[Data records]
-- begin --
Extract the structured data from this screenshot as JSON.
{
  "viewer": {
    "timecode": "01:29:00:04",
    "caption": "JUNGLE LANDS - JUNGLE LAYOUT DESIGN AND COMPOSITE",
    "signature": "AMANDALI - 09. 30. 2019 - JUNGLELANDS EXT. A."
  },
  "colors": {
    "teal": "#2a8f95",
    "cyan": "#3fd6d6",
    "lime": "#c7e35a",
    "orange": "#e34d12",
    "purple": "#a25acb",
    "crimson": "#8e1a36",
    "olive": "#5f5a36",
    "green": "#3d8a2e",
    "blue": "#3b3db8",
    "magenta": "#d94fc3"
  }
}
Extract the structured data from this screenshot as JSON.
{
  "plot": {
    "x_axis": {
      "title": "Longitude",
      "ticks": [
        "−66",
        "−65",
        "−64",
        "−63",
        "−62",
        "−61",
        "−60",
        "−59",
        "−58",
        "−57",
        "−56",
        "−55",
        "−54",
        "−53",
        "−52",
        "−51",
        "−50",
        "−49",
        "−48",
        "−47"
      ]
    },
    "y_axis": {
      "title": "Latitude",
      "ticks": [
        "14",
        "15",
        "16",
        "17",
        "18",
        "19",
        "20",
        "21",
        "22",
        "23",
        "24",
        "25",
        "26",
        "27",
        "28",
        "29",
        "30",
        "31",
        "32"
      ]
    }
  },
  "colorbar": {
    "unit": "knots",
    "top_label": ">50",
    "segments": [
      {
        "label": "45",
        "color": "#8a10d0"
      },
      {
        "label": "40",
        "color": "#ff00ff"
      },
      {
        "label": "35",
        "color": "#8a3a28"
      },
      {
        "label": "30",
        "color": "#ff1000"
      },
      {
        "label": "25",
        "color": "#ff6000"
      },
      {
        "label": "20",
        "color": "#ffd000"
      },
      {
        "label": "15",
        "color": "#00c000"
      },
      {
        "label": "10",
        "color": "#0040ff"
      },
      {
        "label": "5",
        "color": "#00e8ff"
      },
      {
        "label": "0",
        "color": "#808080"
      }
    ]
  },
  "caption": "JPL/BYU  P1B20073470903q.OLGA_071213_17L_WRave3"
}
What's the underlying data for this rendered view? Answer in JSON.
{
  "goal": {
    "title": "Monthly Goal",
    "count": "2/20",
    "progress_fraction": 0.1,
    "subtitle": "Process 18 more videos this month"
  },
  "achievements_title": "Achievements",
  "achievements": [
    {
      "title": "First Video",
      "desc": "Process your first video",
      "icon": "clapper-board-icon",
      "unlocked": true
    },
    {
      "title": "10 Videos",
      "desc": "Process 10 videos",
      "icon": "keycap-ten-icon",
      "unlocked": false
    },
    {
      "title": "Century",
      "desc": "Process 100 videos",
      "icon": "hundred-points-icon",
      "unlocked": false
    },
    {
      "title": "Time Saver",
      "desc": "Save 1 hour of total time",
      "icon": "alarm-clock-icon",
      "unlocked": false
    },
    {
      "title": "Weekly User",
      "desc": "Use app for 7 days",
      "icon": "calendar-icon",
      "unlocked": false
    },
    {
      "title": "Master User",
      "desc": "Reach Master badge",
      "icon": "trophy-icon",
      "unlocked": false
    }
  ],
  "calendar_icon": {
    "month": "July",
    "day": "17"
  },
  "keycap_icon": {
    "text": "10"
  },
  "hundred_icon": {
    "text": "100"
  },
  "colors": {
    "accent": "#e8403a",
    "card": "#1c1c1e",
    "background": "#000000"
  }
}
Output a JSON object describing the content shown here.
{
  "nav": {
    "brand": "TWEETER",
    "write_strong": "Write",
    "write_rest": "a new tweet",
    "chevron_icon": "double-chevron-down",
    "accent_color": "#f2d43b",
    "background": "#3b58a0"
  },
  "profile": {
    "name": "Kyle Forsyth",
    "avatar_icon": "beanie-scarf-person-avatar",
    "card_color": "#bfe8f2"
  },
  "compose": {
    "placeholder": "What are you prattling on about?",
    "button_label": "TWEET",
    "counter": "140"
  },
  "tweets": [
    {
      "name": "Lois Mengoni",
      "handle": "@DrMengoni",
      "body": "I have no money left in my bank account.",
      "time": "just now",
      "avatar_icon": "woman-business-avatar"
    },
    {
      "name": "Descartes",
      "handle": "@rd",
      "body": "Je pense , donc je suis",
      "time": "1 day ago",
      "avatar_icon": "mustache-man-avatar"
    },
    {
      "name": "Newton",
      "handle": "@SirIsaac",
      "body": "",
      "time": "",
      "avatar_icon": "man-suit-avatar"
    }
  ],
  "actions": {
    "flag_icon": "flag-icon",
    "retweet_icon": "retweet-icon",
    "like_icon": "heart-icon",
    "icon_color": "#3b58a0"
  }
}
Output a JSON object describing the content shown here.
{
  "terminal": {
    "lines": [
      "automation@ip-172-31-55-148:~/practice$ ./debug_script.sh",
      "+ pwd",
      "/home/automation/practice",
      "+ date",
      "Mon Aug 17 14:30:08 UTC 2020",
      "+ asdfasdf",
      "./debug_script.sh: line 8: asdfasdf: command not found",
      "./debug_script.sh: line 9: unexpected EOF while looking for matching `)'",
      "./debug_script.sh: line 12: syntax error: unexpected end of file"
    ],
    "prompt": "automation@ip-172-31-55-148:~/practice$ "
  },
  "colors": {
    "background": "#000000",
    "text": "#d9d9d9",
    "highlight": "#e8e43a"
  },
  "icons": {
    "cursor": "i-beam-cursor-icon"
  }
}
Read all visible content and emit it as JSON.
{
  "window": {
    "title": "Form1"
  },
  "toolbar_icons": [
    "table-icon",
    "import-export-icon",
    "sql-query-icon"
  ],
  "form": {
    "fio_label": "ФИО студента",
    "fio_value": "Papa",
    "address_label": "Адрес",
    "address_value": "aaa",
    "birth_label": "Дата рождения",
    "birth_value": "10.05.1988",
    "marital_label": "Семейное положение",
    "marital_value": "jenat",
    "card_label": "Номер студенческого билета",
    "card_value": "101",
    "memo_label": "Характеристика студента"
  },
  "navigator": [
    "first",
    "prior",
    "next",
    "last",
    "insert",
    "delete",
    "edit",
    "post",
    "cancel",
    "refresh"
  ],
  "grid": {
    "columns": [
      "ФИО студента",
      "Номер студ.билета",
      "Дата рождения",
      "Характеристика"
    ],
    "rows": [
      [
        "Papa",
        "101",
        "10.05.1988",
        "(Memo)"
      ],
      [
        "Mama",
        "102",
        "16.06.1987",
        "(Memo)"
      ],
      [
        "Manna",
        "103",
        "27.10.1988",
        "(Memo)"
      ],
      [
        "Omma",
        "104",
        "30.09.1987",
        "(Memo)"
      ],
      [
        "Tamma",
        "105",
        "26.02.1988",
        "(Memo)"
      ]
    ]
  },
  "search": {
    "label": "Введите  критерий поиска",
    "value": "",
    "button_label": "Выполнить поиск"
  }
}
-- end --
**PROBLEM DESCRIPTION**
Transcribe the whole listing with nothing added or left out.

**EXERCISE RESULT**
Extract the structured data from this screenshot as JSON.
{
  "viewer": {
    "timecode": "01:29:00:04",
    "caption": "JUNGLE LANDS - JUNGLE LAYOUT DESIGN AND COMPOSITE",
    "signature": "AMANDALI - 09. 30. 2019 - JUNGLELANDS EXT. A."
  },
  "colors": {
    "teal": "#2a8f95",
    "cyan": "#3fd6d6",
    "lime": "#c7e35a",
    "orange": "#e34d12",
    "purple": "#a25acb",
    "crimson": "#8e1a36",
    "olive": "#5f5a36",
    "green": "#3d8a2e",
    "blue": "#3b3db8",
    "magenta": "#d94fc3"
  }
}
Extract the structured data from this screenshot as JSON.
{
  "plot": {
    "x_axis": {
      "title": "Longitude",
      "ticks": [
        "−66",
        "−65",
        "−64",
        "−63",
        "−62",
        "−61",
        "−60",
        "−59",
        "−58",
        "−57",
        "−56",
        "−55",
        "−54",
        "−53",
        "−52",
        "−51",
        "−50",
        "−49",
        "−48",
        "−47"
      ]
    },
    "y_axis": {
      "title": "Latitude",
      "ticks": [
        "14",
        "15",
        "16",
        "17",
        "18",
        "19",
        "20",
        "21",
        "22",
        "23",
        "24",
        "25",
        "26",
        "27",
        "28",
        "29",
        "30",
        "31",
        "32"
      ]
    }
  },
  "colorbar": {
    "unit": "knots",
    "top_label": ">50",
    "segments": [
      {
        "label": "45",
        "color": "#8a10d0"
      },
      {
        "label": "40",
        "color": "#ff00ff"
      },
      {
        "label": "35",
        "color": "#8a3a28"
      },
      {
        "label": "30",
        "color": "#ff1000"
      },
      {
        "label": "25",
        "color": "#ff6000"
      },
      {
        "label": "20",
        "color": "#ffd000"
      },
      {
        "label": "15",
        "color": "#00c000"
      },
      {
        "label": "10",
        "color": "#0040ff"
      },
      {
        "label": "5",
        "color": "#00e8ff"
      },
      {
        "label": "0",
        "color": "#808080"
      }
    ]
  },
  "caption": "JPL/BYU  P1B20073470903q.OLGA_071213_17L_WRave3"
}
What's the underlying data for this rendered view? Answer in JSON.
{
  "goal": {
    "title": "Monthly Goal",
    "count": "2/20",
    "progress_fraction": 0.1,
    "subtitle": "Process 18 more videos this month"
  },
  "achievements_title": "Achievements",
  "achievements": [
    {
      "title": "First Video",
      "desc": "Process your first video",
      "icon": "clapper-board-icon",
      "unlocked": true
    },
    {
      "title": "10 Videos",
      "desc": "Process 10 videos",
      "icon": "keycap-ten-icon",
      "unlocked": false
    },
    {
      "title": "Century",
      "desc": "Process 100 videos",
      "icon": "hundred-points-icon",
      "unlocked": false
    },
    {
      "title": "Time Saver",
      "desc": "Save 1 hour of total time",
      "icon": "alarm-clock-icon",
      "unlocked": false
    },
    {
      "title": "Weekly User",
      "desc": "Use app for 7 days",
      "icon": "calendar-icon",
      "unlocked": false
    },
    {
      "title": "Master User",
      "desc": "Reach Master badge",
      "icon": "trophy-icon",
      "unlocked": false
    }
  ],
  "calendar_icon": {
    "month": "July",
    "day": "17"
  },
  "keycap_icon": {
    "text": "10"
  },
  "hundred_icon": {
    "text": "100"
  },
  "colors": {
    "accent": "#e8403a",
    "card": "#1c1c1e",
    "background": "#000000"
  }
}
Output a JSON object describing the content shown here.
{
  "nav": {
    "brand": "TWEETER",
    "write_strong": "Write",
    "write_rest": "a new tweet",
    "chevron_icon": "double-chevron-down",
    "accent_color": "#f2d43b",
    "background": "#3b58a0"
  },
  "profile": {
    "name": "Kyle Forsyth",
    "avatar_icon": "beanie-scarf-person-avatar",
    "card_color": "#bfe8f2"
  },
  "compose": {
    "placeholder": "What are you prattling on about?",
    "button_label": "TWEET",
    "counter": "140"
  },
  "tweets": [
    {
      "name": "Lois Mengoni",
      "handle": "@DrMengoni",
      "body": "I have no money left in my bank account.",
      "time": "just now",
      "avatar_icon": "woman-business-avatar"
    },
    {
      "name": "Descartes",
      "handle": "@rd",
      "body": "Je pense , donc je suis",
      "time": "1 day ago",
      "avatar_icon": "mustache-man-avatar"
    },
    {
      "name": "Newton",
      "handle": "@SirIsaac",
      "body": "",
      "time": "",
      "avatar_icon": "man-suit-avatar"
    }
  ],
  "actions": {
    "flag_icon": "flag-icon",
    "retweet_icon": "retweet-icon",
    "like_icon": "heart-icon",
    "icon_color": "#3b58a0"
  }
}
Output a JSON object describing the content shown here.
{
  "terminal": {
    "lines": [
      "automation@ip-172-31-55-148:~/practice$ ./debug_script.sh",
      "+ pwd",
      "/home/automation/practice",
      "+ date",
      "Mon Aug 17 14:30:08 UTC 2020",
      "+ asdfasdf",
      "./debug_script.sh: line 8: asdfasdf: command not found",
      "./debug_script.sh: line 9: unexpected EOF while looking for matching `)'",
      "./debug_script.sh: line 12: syntax error: unexpected end of file"
    ],
    "prompt": "automation@ip-172-31-55-148:~/practice$ "
  },
  "colors": {
    "background": "#000000",
    "text": "#d9d9d9",
    "highlight": "#e8e43a"
  },
  "icons": {
    "cursor": "i-beam-cursor-icon"
  }
}
Read all visible content and emit it as JSON.
{
  "window": {
    "title": "Form1"
  },
  "toolbar_icons": [
    "table-icon",
    "import-export-icon",
    "sql-query-icon"
  ],
  "form": {
    "fio_label": "ФИО студента",
    "fio_value": "Papa",
    "address_label": "Адрес",
    "address_value": "aaa",
    "birth_label": "Дата рождения",
    "birth_value": "10.05.1988",
    "marital_label": "Семейное положение",
    "marital_value": "jenat",
    "card_label": "Номер студенческого билета",
    "card_value": "101",
    "memo_label": "Характеристика студента"
  },
  "navigator": [
    "first",
    "prior",
    "next",
    "last",
    "insert",
    "delete",
    "edit",
    "post",
    "cancel",
    "refresh"
  ],
  "grid": {
    "columns": [
      "ФИО студента",
      "Номер студ.билета",
      "Дата рождения",
      "Характеристика"
    ],
    "rows": [
      [
        "Papa",
        "101",
        "10.05.1988",
        "(Memo)"
      ],
      [
        "Mama",
        "102",
        "16.06.1987",
        "(Memo)"
      ],
      [
        "Manna",
        "103",
        "27.10.1988",
        "(Memo)"
      ],
      [
        "Omma",
        "104",
        "30.09.1987",
        "(Memo)"
      ],
      [
        "Tamma",
        "105",
        "26.02.1988",
        "(Memo)"
      ]
    ]
  },
  "search": {
    "label": "Введите  критерий поиска",
    "value": "",
    "button_label": "Выполнить поиск"
  }
}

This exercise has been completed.